Show every line containing "this" by copying it.

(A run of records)
****************

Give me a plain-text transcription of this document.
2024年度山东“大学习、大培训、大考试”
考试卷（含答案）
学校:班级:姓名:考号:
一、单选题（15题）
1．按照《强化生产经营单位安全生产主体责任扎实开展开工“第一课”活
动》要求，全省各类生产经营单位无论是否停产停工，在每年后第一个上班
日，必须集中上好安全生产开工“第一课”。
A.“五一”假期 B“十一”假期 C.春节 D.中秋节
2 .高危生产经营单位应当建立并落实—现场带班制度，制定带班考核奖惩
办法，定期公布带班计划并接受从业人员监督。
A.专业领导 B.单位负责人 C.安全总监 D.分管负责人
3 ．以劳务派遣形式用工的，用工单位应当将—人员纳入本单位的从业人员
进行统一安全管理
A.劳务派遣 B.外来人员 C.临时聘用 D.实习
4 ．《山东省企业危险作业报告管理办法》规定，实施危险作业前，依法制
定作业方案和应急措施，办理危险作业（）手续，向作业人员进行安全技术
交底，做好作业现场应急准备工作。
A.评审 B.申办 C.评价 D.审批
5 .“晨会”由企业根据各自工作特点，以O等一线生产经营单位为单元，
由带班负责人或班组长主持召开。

****************

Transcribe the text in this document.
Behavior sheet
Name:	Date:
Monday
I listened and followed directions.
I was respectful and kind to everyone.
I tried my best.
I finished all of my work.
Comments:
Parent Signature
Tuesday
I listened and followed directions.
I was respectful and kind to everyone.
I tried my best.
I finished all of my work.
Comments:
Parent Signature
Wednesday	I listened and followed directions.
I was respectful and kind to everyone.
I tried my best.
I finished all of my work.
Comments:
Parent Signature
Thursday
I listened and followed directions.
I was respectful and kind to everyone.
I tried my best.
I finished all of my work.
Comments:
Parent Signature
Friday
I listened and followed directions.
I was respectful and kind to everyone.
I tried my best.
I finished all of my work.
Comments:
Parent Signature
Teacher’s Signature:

****************

TASK RESPONSE:
Give me a plain-text transcription of this document.
Transcribe the text in this document.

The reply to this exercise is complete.